- _A block of data_
-- START --
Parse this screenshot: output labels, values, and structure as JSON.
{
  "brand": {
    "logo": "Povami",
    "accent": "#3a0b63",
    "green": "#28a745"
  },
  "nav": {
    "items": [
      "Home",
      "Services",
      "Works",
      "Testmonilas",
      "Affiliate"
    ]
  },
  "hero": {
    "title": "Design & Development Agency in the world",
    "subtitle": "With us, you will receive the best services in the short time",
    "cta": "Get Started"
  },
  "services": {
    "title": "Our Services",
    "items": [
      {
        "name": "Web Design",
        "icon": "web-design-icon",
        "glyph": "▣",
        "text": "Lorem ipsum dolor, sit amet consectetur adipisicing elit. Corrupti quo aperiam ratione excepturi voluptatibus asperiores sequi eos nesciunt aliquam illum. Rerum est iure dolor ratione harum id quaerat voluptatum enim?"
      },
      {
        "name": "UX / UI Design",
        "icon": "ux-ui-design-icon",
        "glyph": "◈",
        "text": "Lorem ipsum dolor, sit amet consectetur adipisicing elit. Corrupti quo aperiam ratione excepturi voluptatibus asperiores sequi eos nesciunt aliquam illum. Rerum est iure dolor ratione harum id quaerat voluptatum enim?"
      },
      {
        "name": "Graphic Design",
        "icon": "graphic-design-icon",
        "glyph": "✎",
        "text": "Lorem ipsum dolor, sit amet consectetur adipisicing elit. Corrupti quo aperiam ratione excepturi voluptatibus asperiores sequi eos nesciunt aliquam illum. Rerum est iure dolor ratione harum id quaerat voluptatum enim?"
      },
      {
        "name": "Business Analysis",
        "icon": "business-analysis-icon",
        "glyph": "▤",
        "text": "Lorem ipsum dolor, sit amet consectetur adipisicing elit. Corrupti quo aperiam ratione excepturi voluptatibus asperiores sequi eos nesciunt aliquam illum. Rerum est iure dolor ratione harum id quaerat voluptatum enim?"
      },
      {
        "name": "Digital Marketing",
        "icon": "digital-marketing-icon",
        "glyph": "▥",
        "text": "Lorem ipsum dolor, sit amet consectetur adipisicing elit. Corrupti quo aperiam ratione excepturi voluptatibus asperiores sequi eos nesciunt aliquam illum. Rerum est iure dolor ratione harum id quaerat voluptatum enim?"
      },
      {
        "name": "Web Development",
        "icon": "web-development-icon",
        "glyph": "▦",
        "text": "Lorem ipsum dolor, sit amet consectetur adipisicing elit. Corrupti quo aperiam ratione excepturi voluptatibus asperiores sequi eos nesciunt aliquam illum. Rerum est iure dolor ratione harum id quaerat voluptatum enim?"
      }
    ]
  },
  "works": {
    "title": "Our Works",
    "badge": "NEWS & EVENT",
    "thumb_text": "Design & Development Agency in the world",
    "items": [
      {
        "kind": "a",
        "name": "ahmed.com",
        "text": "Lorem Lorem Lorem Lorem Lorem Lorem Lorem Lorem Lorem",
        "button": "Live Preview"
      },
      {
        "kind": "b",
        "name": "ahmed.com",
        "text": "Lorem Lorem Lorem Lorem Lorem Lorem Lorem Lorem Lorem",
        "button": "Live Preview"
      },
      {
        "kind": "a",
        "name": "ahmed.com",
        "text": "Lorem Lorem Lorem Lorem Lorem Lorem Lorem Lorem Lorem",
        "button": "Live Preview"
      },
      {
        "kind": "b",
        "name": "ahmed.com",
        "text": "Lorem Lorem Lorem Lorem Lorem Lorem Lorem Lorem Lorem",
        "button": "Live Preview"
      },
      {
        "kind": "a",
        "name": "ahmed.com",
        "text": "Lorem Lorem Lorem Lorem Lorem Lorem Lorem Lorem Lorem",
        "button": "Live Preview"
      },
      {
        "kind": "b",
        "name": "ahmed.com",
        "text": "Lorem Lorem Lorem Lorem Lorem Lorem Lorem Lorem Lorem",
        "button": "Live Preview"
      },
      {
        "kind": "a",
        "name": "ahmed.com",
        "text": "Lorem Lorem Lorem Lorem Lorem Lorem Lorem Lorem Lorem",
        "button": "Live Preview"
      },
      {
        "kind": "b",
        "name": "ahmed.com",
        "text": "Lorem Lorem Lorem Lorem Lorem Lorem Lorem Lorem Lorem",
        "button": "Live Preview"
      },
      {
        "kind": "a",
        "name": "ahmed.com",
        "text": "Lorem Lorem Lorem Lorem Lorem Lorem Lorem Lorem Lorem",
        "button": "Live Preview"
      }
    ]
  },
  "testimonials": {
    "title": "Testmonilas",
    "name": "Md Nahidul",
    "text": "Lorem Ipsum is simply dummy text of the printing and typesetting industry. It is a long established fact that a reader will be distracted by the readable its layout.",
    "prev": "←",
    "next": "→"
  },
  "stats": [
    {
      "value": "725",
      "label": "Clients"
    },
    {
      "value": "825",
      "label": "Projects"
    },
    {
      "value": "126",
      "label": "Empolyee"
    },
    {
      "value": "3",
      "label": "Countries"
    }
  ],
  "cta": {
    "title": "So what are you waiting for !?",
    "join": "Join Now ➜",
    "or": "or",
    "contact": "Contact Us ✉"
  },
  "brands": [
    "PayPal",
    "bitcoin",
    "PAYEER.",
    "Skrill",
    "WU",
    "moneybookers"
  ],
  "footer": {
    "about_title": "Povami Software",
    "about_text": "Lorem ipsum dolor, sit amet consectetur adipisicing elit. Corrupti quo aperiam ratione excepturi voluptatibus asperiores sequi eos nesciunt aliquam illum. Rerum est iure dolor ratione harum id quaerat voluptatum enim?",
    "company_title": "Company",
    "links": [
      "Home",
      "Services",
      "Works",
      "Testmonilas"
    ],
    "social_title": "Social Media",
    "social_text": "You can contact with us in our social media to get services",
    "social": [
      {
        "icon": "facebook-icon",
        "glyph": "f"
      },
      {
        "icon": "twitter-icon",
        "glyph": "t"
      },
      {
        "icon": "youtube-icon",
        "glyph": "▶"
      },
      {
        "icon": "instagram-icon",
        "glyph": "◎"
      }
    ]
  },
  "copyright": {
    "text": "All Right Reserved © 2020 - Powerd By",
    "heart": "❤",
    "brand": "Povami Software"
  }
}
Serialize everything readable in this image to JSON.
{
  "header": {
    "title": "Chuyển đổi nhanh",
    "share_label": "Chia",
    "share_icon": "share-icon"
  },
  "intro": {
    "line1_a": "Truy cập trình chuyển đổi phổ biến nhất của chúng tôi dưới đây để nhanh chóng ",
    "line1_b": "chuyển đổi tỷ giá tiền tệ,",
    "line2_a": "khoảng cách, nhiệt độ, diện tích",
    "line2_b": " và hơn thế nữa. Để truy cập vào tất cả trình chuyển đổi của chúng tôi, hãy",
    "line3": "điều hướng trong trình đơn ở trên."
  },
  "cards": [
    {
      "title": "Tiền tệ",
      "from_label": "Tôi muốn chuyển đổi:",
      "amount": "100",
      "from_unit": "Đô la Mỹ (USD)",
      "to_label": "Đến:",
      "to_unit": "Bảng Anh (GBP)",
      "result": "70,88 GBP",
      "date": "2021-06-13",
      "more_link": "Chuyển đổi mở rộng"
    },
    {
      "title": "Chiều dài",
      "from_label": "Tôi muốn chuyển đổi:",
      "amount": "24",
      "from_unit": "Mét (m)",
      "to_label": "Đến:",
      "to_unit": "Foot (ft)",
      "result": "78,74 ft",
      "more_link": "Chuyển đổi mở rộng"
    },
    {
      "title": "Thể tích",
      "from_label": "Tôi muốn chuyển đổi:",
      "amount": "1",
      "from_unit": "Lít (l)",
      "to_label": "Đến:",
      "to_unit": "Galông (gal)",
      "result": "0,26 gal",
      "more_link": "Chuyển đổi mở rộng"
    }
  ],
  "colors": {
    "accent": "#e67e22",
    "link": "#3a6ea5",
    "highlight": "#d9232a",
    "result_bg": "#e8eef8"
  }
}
-- END --
- _DIRECTIONS_
Reproduce the full listing exactly.

- _WRITTEN ANSWER_
Parse this screenshot: output labels, values, and structure as JSON.
{
  "brand": {
    "logo": "Povami",
    "accent": "#3a0b63",
    "green": "#28a745"
  },
  "nav": {
    "items": [
      "Home",
      "Services",
      "Works",
      "Testmonilas",
      "Affiliate"
    ]
  },
  "hero": {
    "title": "Design & Development Agency in the world",
    "subtitle": "With us, you will receive the best services in the short time",
    "cta": "Get Started"
  },
  "services": {
    "title": "Our Services",
    "items": [
      {
        "name": "Web Design",
        "icon": "web-design-icon",
        "glyph": "▣",
        "text": "Lorem ipsum dolor, sit amet consectetur adipisicing elit. Corrupti quo aperiam ratione excepturi voluptatibus asperiores sequi eos nesciunt aliquam illum. Rerum est iure dolor ratione harum id quaerat voluptatum enim?"
      },
      {
        "name": "UX / UI Design",
        "icon": "ux-ui-design-icon",
        "glyph": "◈",
        "text": "Lorem ipsum dolor, sit amet consectetur adipisicing elit. Corrupti quo aperiam ratione excepturi voluptatibus asperiores sequi eos nesciunt aliquam illum. Rerum est iure dolor ratione harum id quaerat voluptatum enim?"
      },
      {
        "name": "Graphic Design",
        "icon": "graphic-design-icon",
        "glyph": "✎",
        "text": "Lorem ipsum dolor, sit amet consectetur adipisicing elit. Corrupti quo aperiam ratione excepturi voluptatibus asperiores sequi eos nesciunt aliquam illum. Rerum est iure dolor ratione harum id quaerat voluptatum enim?"
      },
      {
        "name": "Business Analysis",
        "icon": "business-analysis-icon",
        "glyph": "▤",
        "text": "Lorem ipsum dolor, sit amet consectetur adipisicing elit. Corrupti quo aperiam ratione excepturi voluptatibus asperiores sequi eos nesciunt aliquam illum. Rerum est iure dolor ratione harum id quaerat voluptatum enim?"
      },
      {
        "name": "Digital Marketing",
        "icon": "digital-marketing-icon",
        "glyph": "▥",
        "text": "Lorem ipsum dolor, sit amet consectetur adipisicing elit. Corrupti quo aperiam ratione excepturi voluptatibus asperiores sequi eos nesciunt aliquam illum. Rerum est iure dolor ratione harum id quaerat voluptatum enim?"
      },
      {
        "name": "Web Development",
        "icon": "web-development-icon",
        "glyph": "▦",
        "text": "Lorem ipsum dolor, sit amet consectetur adipisicing elit. Corrupti quo aperiam ratione excepturi voluptatibus asperiores sequi eos nesciunt aliquam illum. Rerum est iure dolor ratione harum id quaerat voluptatum enim?"
      }
    ]
  },
  "works": {
    "title": "Our Works",
    "badge": "NEWS & EVENT",
    "thumb_text": "Design & Development Agency in the world",
    "items": [
      {
        "kind": "a",
        "name": "ahmed.com",
        "text": "Lorem Lorem Lorem Lorem Lorem Lorem Lorem Lorem Lorem",
        "button": "Live Preview"
      },
      {
        "kind": "b",
        "name": "ahmed.com",
        "text": "Lorem Lorem Lorem Lorem Lorem Lorem Lorem Lorem Lorem",
        "button": "Live Preview"
      },
      {
        "kind": "a",
        "name": "ahmed.com",
        "text": "Lorem Lorem Lorem Lorem Lorem Lorem Lorem Lorem Lorem",
        "button": "Live Preview"
      },
      {
        "kind": "b",
        "name": "ahmed.com",
        "text": "Lorem Lorem Lorem Lorem Lorem Lorem Lorem Lorem Lorem",
        "button": "Live Preview"
      },
      {
        "kind": "a",
        "name": "ahmed.com",
        "text": "Lorem Lorem Lorem Lorem Lorem Lorem Lorem Lorem Lorem",
        "button": "Live Preview"
      },
      {
        "kind": "b",
        "name": "ahmed.com",
        "text": "Lorem Lorem Lorem Lorem Lorem Lorem Lorem Lorem Lorem",
        "button": "Live Preview"
      },
      {
        "kind": "a",
        "name": "ahmed.com",
        "text": "Lorem Lorem Lorem Lorem Lorem Lorem Lorem Lorem Lorem",
        "button": "Live Preview"
      },
      {
        "kind": "b",
        "name": "ahmed.com",
        "text": "Lorem Lorem Lorem Lorem Lorem Lorem Lorem Lorem Lorem",
        "button": "Live Preview"
      },
      {
        "kind": "a",
        "name": "ahmed.com",
        "text": "Lorem Lorem Lorem Lorem Lorem Lorem Lorem Lorem Lorem",
        "button": "Live Preview"
      }
    ]
  },
  "testimonials": {
    "title": "Testmonilas",
    "name": "Md Nahidul",
    "text": "Lorem Ipsum is simply dummy text of the printing and typesetting industry. It is a long established fact that a reader will be distracted by the readable its layout.",
    "prev": "←",
    "next": "→"
  },
  "stats": [
    {
      "value": "725",
      "label": "Clients"
    },
    {
      "value": "825",
      "label": "Projects"
    },
    {
      "value": "126",
      "label": "Empolyee"
    },
    {
      "value": "3",
      "label": "Countries"
    }
  ],
  "cta": {
    "title": "So what are you waiting for !?",
    "join": "Join Now ➜",
    "or": "or",
    "contact": "Contact Us ✉"
  },
  "brands": [
    "PayPal",
    "bitcoin",
    "PAYEER.",
    "Skrill",
    "WU",
    "moneybookers"
  ],
  "footer": {
    "about_title": "Povami Software",
    "about_text": "Lorem ipsum dolor, sit amet consectetur adipisicing elit. Corrupti quo aperiam ratione excepturi voluptatibus asperiores sequi eos nesciunt aliquam illum. Rerum est iure dolor ratione harum id quaerat voluptatum enim?",
    "company_title": "Company",
    "links": [
      "Home",
      "Services",
      "Works",
      "Testmonilas"
    ],
    "social_title": "Social Media",
    "social_text": "You can contact with us in our social media to get services",
    "social": [
      {
        "icon": "facebook-icon",
        "glyph": "f"
      },
      {
        "icon": "twitter-icon",
        "glyph": "t"
      },
      {
        "icon": "youtube-icon",
        "glyph": "▶"
      },
      {
        "icon": "instagram-icon",
        "glyph": "◎"
      }
    ]
  },
  "copyright": {
    "text": "All Right Reserved © 2020 - Powerd By",
    "heart": "❤",
    "brand": "Povami Software"
  }
}
Serialize everything readable in this image to JSON.
{
  "header": {
    "title": "Chuyển đổi nhanh",
    "share_label": "Chia",
    "share_icon": "share-icon"
  },
  "intro": {
    "line1_a": "Truy cập trình chuyển đổi phổ biến nhất của chúng tôi dưới đây để nhanh chóng ",
    "line1_b": "chuyển đổi tỷ giá tiền tệ,",
    "line2_a": "khoảng cách, nhiệt độ, diện tích",
    "line2_b": " và hơn thế nữa. Để truy cập vào tất cả trình chuyển đổi của chúng tôi, hãy",
    "line3": "điều hướng trong trình đơn ở trên."
  },
  "cards": [
    {
      "title": "Tiền tệ",
      "from_label": "Tôi muốn chuyển đổi:",
      "amount": "100",
      "from_unit": "Đô la Mỹ (USD)",
      "to_label": "Đến:",
      "to_unit": "Bảng Anh (GBP)",
      "result": "70,88 GBP",
      "date": "2021-06-13",
      "more_link": "Chuyển đổi mở rộng"
    },
    {
      "title": "Chiều dài",
      "from_label": "Tôi muốn chuyển đổi:",
      "amount": "24",
      "from_unit": "Mét (m)",
      "to_label": "Đến:",
      "to_unit": "Foot (ft)",
      "result": "78,74 ft",
      "more_link": "Chuyển đổi mở rộng"
    },
    {
      "title": "Thể tích",
      "from_label": "Tôi muốn chuyển đổi:",
      "amount": "1",
      "from_unit": "Lít (l)",
      "to_label": "Đến:",
      "to_unit": "Galông (gal)",
      "result": "0,26 gal",
      "more_link": "Chuyển đổi mở rộng"
    }
  ],
  "colors": {
    "accent": "#e67e22",
    "link": "#3a6ea5",
    "highlight": "#d9232a",
    "result_bg": "#e8eef8"
  }
}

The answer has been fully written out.